WRITTEN INSTRUCTION » Work through the data line by line, gathering every line that has the word "ALTITUDE".

RECORDS TO USE »
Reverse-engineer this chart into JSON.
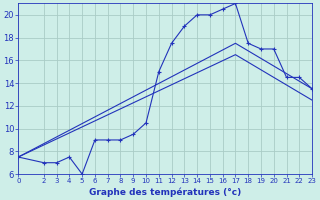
{
  "title": "Graphe des températures (°c)",
  "background_color": "#ceeee8",
  "grid_color": "#aaccc6",
  "line_color": "#2233bb",
  "xlim": [
    0,
    23
  ],
  "ylim": [
    6,
    21
  ],
  "xticks": [
    0,
    2,
    3,
    4,
    5,
    6,
    7,
    8,
    9,
    10,
    11,
    12,
    13,
    14,
    15,
    16,
    17,
    18,
    19,
    20,
    21,
    22,
    23
  ],
  "yticks": [
    6,
    8,
    10,
    12,
    14,
    16,
    18,
    20
  ],
  "series1_x": [
    0,
    2,
    3,
    4,
    5,
    6,
    7,
    8,
    9,
    10,
    11,
    12,
    13,
    14,
    15,
    16,
    17,
    18,
    19,
    20,
    21,
    22,
    23
  ],
  "series1_y": [
    7.5,
    7.0,
    7.0,
    7.5,
    6.0,
    9.0,
    9.0,
    9.0,
    9.5,
    10.5,
    15.0,
    17.5,
    19.0,
    20.0,
    20.0,
    20.5,
    21.0,
    17.5,
    17.0,
    17.0,
    14.5,
    14.5,
    13.5
  ],
  "series2_x": [
    0,
    17,
    23
  ],
  "series2_y": [
    7.5,
    17.5,
    13.5
  ],
  "series3_x": [
    0,
    17,
    23
  ],
  "series3_y": [
    7.5,
    16.5,
    12.5
  ],
  "figsize": [
    3.2,
    2.0
  ],
  "dpi": 100
}
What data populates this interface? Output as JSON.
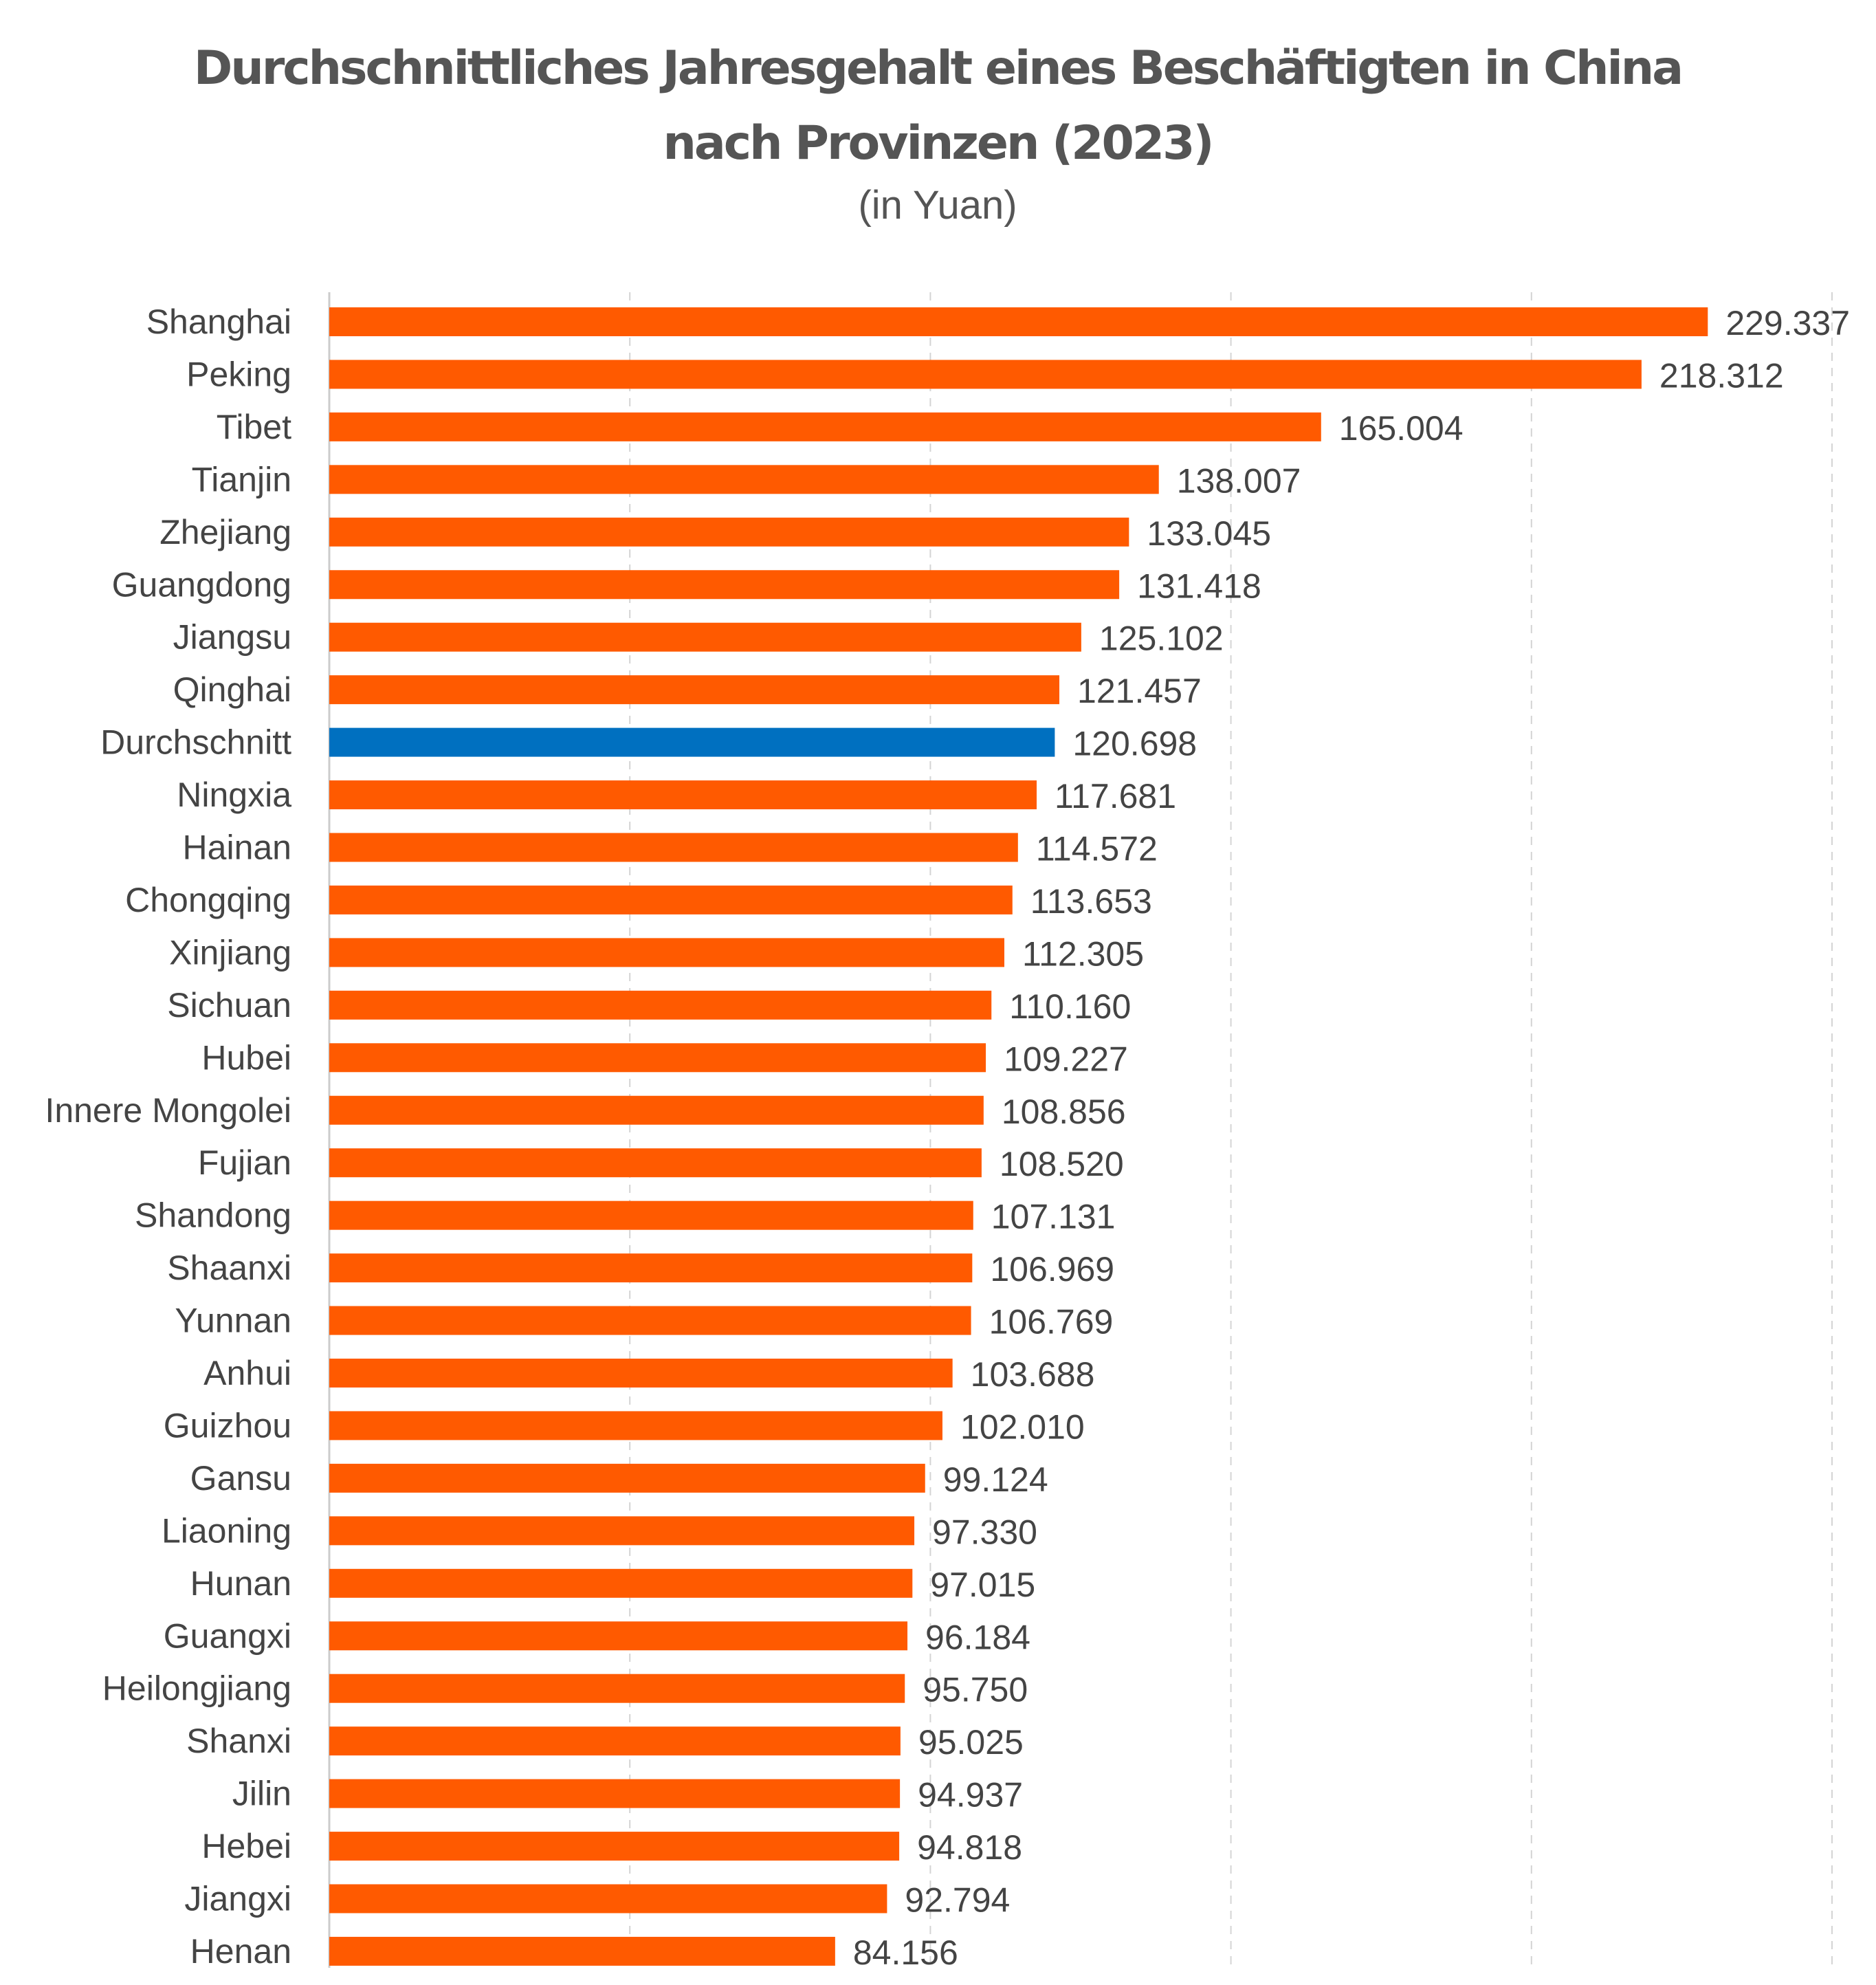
{
  "chart_data": {
    "type": "bar",
    "orientation": "horizontal",
    "title_line1": "Durchschnittliches Jahresgehalt eines Beschäftigten in China",
    "title_line2": "nach Provinzen (2023)",
    "subtitle": "(in Yuan)",
    "xlim": [
      0,
      250000
    ],
    "grid": "vertical dashed",
    "legend": "none",
    "colors": {
      "default": "#ff5a00",
      "highlight": "#0070c0",
      "grid": "#d4d4d4",
      "axis": "#cccccc"
    },
    "categories": [
      "Shanghai",
      "Peking",
      "Tibet",
      "Tianjin",
      "Zhejiang",
      "Guangdong",
      "Jiangsu",
      "Qinghai",
      "Durchschnitt",
      "Ningxia",
      "Hainan",
      "Chongqing",
      "Xinjiang",
      "Sichuan",
      "Hubei",
      "Innere Mongolei",
      "Fujian",
      "Shandong",
      "Shaanxi",
      "Yunnan",
      "Anhui",
      "Guizhou",
      "Gansu",
      "Liaoning",
      "Hunan",
      "Guangxi",
      "Heilongjiang",
      "Shanxi",
      "Jilin",
      "Hebei",
      "Jiangxi",
      "Henan"
    ],
    "values": [
      229337,
      218312,
      165004,
      138007,
      133045,
      131418,
      125102,
      121457,
      120698,
      117681,
      114572,
      113653,
      112305,
      110160,
      109227,
      108856,
      108520,
      107131,
      106969,
      106769,
      103688,
      102010,
      99124,
      97330,
      97015,
      96184,
      95750,
      95025,
      94937,
      94818,
      92794,
      84156
    ],
    "value_labels": [
      "229.337",
      "218.312",
      "165.004",
      "138.007",
      "133.045",
      "131.418",
      "125.102",
      "121.457",
      "120.698",
      "117.681",
      "114.572",
      "113.653",
      "112.305",
      "110.160",
      "109.227",
      "108.856",
      "108.520",
      "107.131",
      "106.969",
      "106.769",
      "103.688",
      "102.010",
      "99.124",
      "97.330",
      "97.015",
      "96.184",
      "95.750",
      "95.025",
      "94.937",
      "94.818",
      "92.794",
      "84.156"
    ],
    "highlight_category": "Durchschnitt"
  }
}
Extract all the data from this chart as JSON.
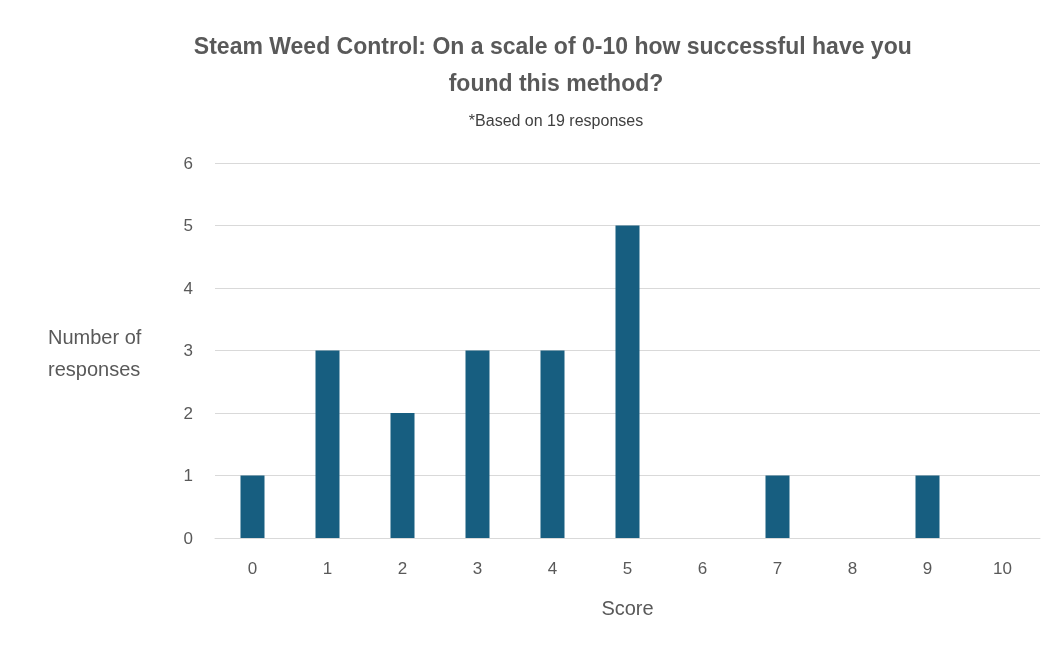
{
  "chart_data": {
    "type": "bar",
    "title": "Steam Weed Control: On a scale of 0-10 how successful have you found this method?",
    "subtitle": "*Based on 19 responses",
    "xlabel": "Score",
    "ylabel": "Number of responses",
    "categories": [
      "0",
      "1",
      "2",
      "3",
      "4",
      "5",
      "6",
      "7",
      "8",
      "9",
      "10"
    ],
    "values": [
      1,
      3,
      2,
      3,
      3,
      5,
      0,
      1,
      0,
      1,
      0
    ],
    "color": "#175e80",
    "ylim": [
      0,
      6
    ],
    "yticks": [
      0,
      1,
      2,
      3,
      4,
      5,
      6
    ],
    "grid": "y"
  }
}
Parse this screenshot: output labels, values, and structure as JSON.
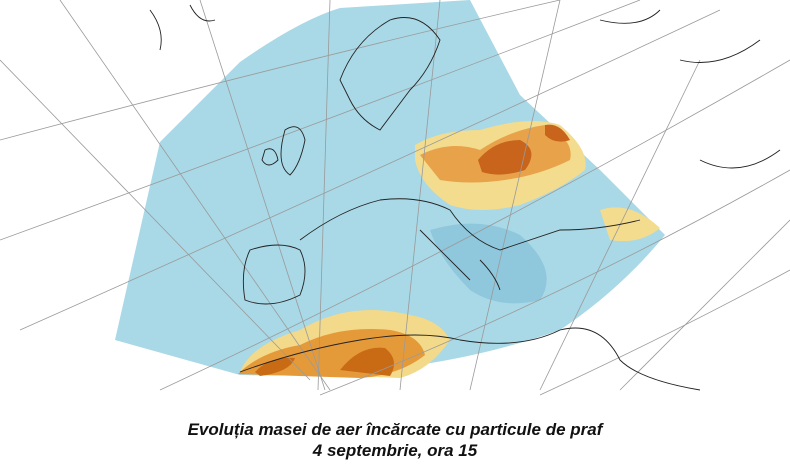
{
  "caption": {
    "line1": "Evoluția masei de aer încărcate cu particule de praf",
    "line2": "4 septembrie, ora 15"
  }
}
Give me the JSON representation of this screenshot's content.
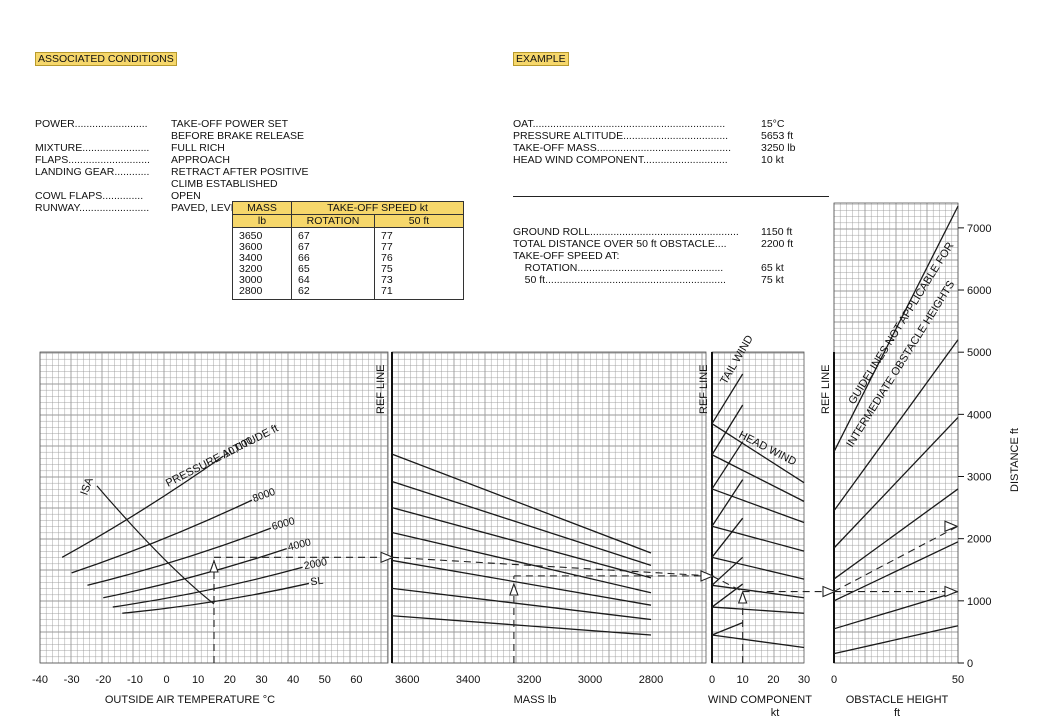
{
  "associated": {
    "title": "ASSOCIATED CONDITIONS",
    "rows": [
      {
        "k": "POWER.........................",
        "v": "TAKE-OFF POWER SET"
      },
      {
        "k": "",
        "v": "BEFORE BRAKE RELEASE"
      },
      {
        "k": "MIXTURE.......................",
        "v": "FULL RICH"
      },
      {
        "k": "FLAPS............................",
        "v": "APPROACH"
      },
      {
        "k": "LANDING GEAR............",
        "v": "RETRACT AFTER POSITIVE"
      },
      {
        "k": "",
        "v": "CLIMB ESTABLISHED"
      },
      {
        "k": "COWL FLAPS..............",
        "v": "OPEN"
      },
      {
        "k": "RUNWAY........................",
        "v": "PAVED, LEVEL, DRY SURFACE"
      }
    ]
  },
  "example": {
    "title": "EXAMPLE",
    "rows1": [
      {
        "k": "OAT..................................................................",
        "v": "15°C"
      },
      {
        "k": "PRESSURE ALTITUDE....................................",
        "v": "5653 ft"
      },
      {
        "k": "TAKE-OFF MASS..............................................",
        "v": "3250 lb"
      },
      {
        "k": "HEAD WIND COMPONENT.............................",
        "v": "10 kt"
      }
    ],
    "rows2": [
      {
        "k": "GROUND ROLL...................................................",
        "v": "1150 ft"
      },
      {
        "k": "TOTAL DISTANCE OVER 50 ft OBSTACLE....",
        "v": "2200 ft"
      },
      {
        "k": "TAKE-OFF SPEED AT:",
        "v": ""
      },
      {
        "k": "    ROTATION..................................................",
        "v": "65 kt"
      },
      {
        "k": "    50 ft..............................................................",
        "v": "75 kt"
      }
    ]
  },
  "speed_table": {
    "h_mass": "MASS",
    "h_unit": "lb",
    "h_speed": "TAKE-OFF SPEED kt",
    "h_rot": "ROTATION",
    "h_50": "50 ft",
    "rows": [
      {
        "mass": "3650",
        "rot": "67",
        "f50": "77"
      },
      {
        "mass": "3600",
        "rot": "67",
        "f50": "77"
      },
      {
        "mass": "3400",
        "rot": "66",
        "f50": "76"
      },
      {
        "mass": "3200",
        "rot": "65",
        "f50": "75"
      },
      {
        "mass": "3000",
        "rot": "64",
        "f50": "73"
      },
      {
        "mass": "2800",
        "rot": "62",
        "f50": "71"
      }
    ]
  },
  "chart_data": {
    "type": "line",
    "colors": {
      "grid": "#9a9a9a",
      "line": "#1a1a1a",
      "highlight": "#f6d76b"
    },
    "panels": [
      {
        "name": "oat",
        "xlabel": "OUTSIDE AIR TEMPERATURE °C",
        "xlim": [
          -40,
          70
        ],
        "ticks": [
          -40,
          -30,
          -20,
          -10,
          0,
          10,
          20,
          30,
          40,
          50,
          60
        ],
        "curve_title": "PRESSURE ALTITUDE  ft",
        "isa_label": "ISA",
        "series": [
          {
            "name": "10,000",
            "x": [
              -33,
              18
            ],
            "y": [
              1700,
              3330
            ]
          },
          {
            "name": "8000",
            "x": [
              -30,
              27
            ],
            "y": [
              1450,
              2620
            ]
          },
          {
            "name": "6000",
            "x": [
              -25,
              33
            ],
            "y": [
              1250,
              2170
            ]
          },
          {
            "name": "4000",
            "x": [
              -20,
              38
            ],
            "y": [
              1050,
              1840
            ]
          },
          {
            "name": "2000",
            "x": [
              -17,
              43
            ],
            "y": [
              900,
              1540
            ]
          },
          {
            "name": "SL",
            "x": [
              -14,
              45
            ],
            "y": [
              800,
              1280
            ]
          }
        ],
        "isa": {
          "x": [
            -22,
            0,
            15
          ],
          "y": [
            2850,
            1550,
            950
          ]
        }
      },
      {
        "name": "mass",
        "xlabel": "MASS  lb",
        "xlim": [
          3650,
          2800
        ],
        "ticks": [
          3600,
          3400,
          3200,
          3000,
          2800
        ],
        "ref_label": "REF LINE",
        "guides": [
          {
            "y0": 3360,
            "y1": 1770
          },
          {
            "y0": 2920,
            "y1": 1570
          },
          {
            "y0": 2500,
            "y1": 1370
          },
          {
            "y0": 2100,
            "y1": 1130
          },
          {
            "y0": 1650,
            "y1": 930
          },
          {
            "y0": 1200,
            "y1": 700
          },
          {
            "y0": 760,
            "y1": 450
          }
        ]
      },
      {
        "name": "wind",
        "xlabel": "WIND COMPONENT",
        "xunit": "kt",
        "xlim": [
          0,
          30
        ],
        "ticks": [
          0,
          10,
          20,
          30
        ],
        "ref_label": "REF LINE",
        "tail_label": "TAIL WIND",
        "head_label": "HEAD WIND",
        "tail": [
          {
            "x1": 10,
            "y0": 3850,
            "y1": 4650
          },
          {
            "x1": 10,
            "y0": 3350,
            "y1": 4150
          },
          {
            "x1": 10,
            "y0": 2800,
            "y1": 3560
          },
          {
            "x1": 10,
            "y0": 2200,
            "y1": 2950
          },
          {
            "x1": 10,
            "y0": 1700,
            "y1": 2330
          },
          {
            "x1": 10,
            "y0": 1250,
            "y1": 1700
          },
          {
            "x1": 10,
            "y0": 900,
            "y1": 1270
          },
          {
            "x1": 10,
            "y0": 450,
            "y1": 650
          }
        ],
        "head": [
          {
            "y0": 3850,
            "y1": 2900
          },
          {
            "y0": 3350,
            "y1": 2600
          },
          {
            "y0": 2800,
            "y1": 2260
          },
          {
            "y0": 2200,
            "y1": 1800
          },
          {
            "y0": 1700,
            "y1": 1350
          },
          {
            "y0": 1250,
            "y1": 1050
          },
          {
            "y0": 900,
            "y1": 800
          },
          {
            "y0": 450,
            "y1": 250
          }
        ]
      },
      {
        "name": "obstacle",
        "xlabel": "OBSTACLE HEIGHT",
        "xunit": "ft",
        "xlim": [
          0,
          50
        ],
        "ticks": [
          0,
          50
        ],
        "ref_label": "REF LINE",
        "note1": "GUIDELINES NOT APPLICABLE FOR",
        "note2": "INTERMEDIATE OBSTACLE HEIGHTS",
        "guides": [
          {
            "y0": 3400,
            "y1": 7350
          },
          {
            "y0": 2450,
            "y1": 5200
          },
          {
            "y0": 1850,
            "y1": 3950
          },
          {
            "y0": 1350,
            "y1": 2800
          },
          {
            "y0": 1000,
            "y1": 1950
          },
          {
            "y0": 550,
            "y1": 1150
          },
          {
            "y0": 150,
            "y1": 600
          }
        ]
      }
    ],
    "yaxis": {
      "label": "DISTANCE  ft",
      "ylim": [
        0,
        7400
      ],
      "ticks": [
        0,
        1000,
        2000,
        3000,
        4000,
        5000,
        6000,
        7000
      ]
    },
    "example_path": {
      "oat": 15,
      "mass": 3250,
      "wind": 10,
      "ground_roll": 1150,
      "total_distance": 2200
    }
  }
}
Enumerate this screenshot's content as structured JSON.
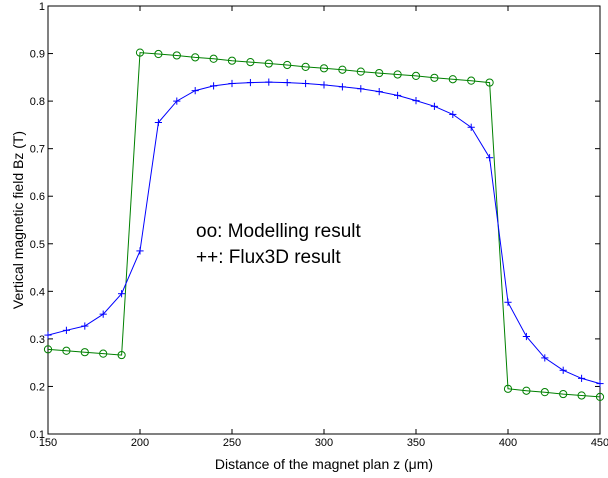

FINISHED EXERCISE »
        "k": "PRESSURE ALTITUDE....................................",
        "curve_title": "PRESSURE ALTITUDE  ft",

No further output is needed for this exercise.